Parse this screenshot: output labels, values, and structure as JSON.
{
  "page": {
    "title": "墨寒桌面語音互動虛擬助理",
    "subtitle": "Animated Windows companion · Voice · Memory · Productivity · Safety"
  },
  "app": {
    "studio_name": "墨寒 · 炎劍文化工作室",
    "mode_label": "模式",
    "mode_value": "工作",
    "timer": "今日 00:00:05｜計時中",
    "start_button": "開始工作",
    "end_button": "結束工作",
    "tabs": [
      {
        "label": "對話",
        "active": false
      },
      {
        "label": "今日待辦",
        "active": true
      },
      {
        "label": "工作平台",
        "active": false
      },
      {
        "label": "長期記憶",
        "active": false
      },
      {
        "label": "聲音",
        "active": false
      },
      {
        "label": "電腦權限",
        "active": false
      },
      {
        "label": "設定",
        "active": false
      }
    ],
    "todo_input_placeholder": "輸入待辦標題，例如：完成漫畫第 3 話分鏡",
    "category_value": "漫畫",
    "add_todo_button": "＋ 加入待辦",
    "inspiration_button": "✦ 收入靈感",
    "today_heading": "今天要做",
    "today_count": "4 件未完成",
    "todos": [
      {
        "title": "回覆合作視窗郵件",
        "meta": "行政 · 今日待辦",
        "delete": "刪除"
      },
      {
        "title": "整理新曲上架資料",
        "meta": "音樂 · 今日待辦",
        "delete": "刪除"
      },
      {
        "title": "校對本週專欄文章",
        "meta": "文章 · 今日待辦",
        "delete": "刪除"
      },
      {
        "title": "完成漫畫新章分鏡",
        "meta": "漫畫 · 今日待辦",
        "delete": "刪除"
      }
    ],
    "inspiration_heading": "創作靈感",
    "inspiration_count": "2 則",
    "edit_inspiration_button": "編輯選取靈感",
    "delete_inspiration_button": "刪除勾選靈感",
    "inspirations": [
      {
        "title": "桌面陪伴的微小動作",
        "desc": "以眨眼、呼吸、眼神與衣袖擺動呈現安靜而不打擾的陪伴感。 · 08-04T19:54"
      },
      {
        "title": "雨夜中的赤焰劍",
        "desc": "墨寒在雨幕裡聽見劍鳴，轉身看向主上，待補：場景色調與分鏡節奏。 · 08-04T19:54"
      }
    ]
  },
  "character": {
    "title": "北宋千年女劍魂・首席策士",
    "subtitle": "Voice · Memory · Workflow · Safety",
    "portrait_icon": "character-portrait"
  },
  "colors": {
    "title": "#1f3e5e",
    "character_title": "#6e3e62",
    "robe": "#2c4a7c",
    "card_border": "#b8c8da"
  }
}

++++

• **PROBLEM STATEMENT**: The listing above should be transcribed in full, exactly as written.

• **ANSWER**:
Parse this screenshot: output labels, values, and structure as JSON.
{
  "page": {
    "title": "墨寒桌面語音互動虛擬助理",
    "subtitle": "Animated Windows companion · Voice · Memory · Productivity · Safety"
  },
  "app": {
    "studio_name": "墨寒 · 炎劍文化工作室",
    "mode_label": "模式",
    "mode_value": "工作",
    "timer": "今日 00:00:05｜計時中",
    "start_button": "開始工作",
    "end_button": "結束工作",
    "tabs": [
      {
        "label": "對話",
        "active": false
      },
      {
        "label": "今日待辦",
        "active": true
      },
      {
        "label": "工作平台",
        "active": false
      },
      {
        "label": "長期記憶",
        "active": false
      },
      {
        "label": "聲音",
        "active": false
      },
      {
        "label": "電腦權限",
        "active": false
      },
      {
        "label": "設定",
        "active": false
      }
    ],
    "todo_input_placeholder": "輸入待辦標題，例如：完成漫畫第 3 話分鏡",
    "category_value": "漫畫",
    "add_todo_button": "＋ 加入待辦",
    "inspiration_button": "✦ 收入靈感",
    "today_heading": "今天要做",
    "today_count": "4 件未完成",
    "todos": [
      {
        "title": "回覆合作視窗郵件",
        "meta": "行政 · 今日待辦",
        "delete": "刪除"
      },
      {
        "title": "整理新曲上架資料",
        "meta": "音樂 · 今日待辦",
        "delete": "刪除"
      },
      {
        "title": "校對本週專欄文章",
        "meta": "文章 · 今日待辦",
        "delete": "刪除"
      },
      {
        "title": "完成漫畫新章分鏡",
        "meta": "漫畫 · 今日待辦",
        "delete": "刪除"
      }
    ],
    "inspiration_heading": "創作靈感",
    "inspiration_count": "2 則",
    "edit_inspiration_button": "編輯選取靈感",
    "delete_inspiration_button": "刪除勾選靈感",
    "inspirations": [
      {
        "title": "桌面陪伴的微小動作",
        "desc": "以眨眼、呼吸、眼神與衣袖擺動呈現安靜而不打擾的陪伴感。 · 08-04T19:54"
      },
      {
        "title": "雨夜中的赤焰劍",
        "desc": "墨寒在雨幕裡聽見劍鳴，轉身看向主上，待補：場景色調與分鏡節奏。 · 08-04T19:54"
      }
    ]
  },
  "character": {
    "title": "北宋千年女劍魂・首席策士",
    "subtitle": "Voice · Memory · Workflow · Safety",
    "portrait_icon": "character-portrait"
  },
  "colors": {
    "title": "#1f3e5e",
    "character_title": "#6e3e62",
    "robe": "#2c4a7c",
    "card_border": "#b8c8da"
  }
}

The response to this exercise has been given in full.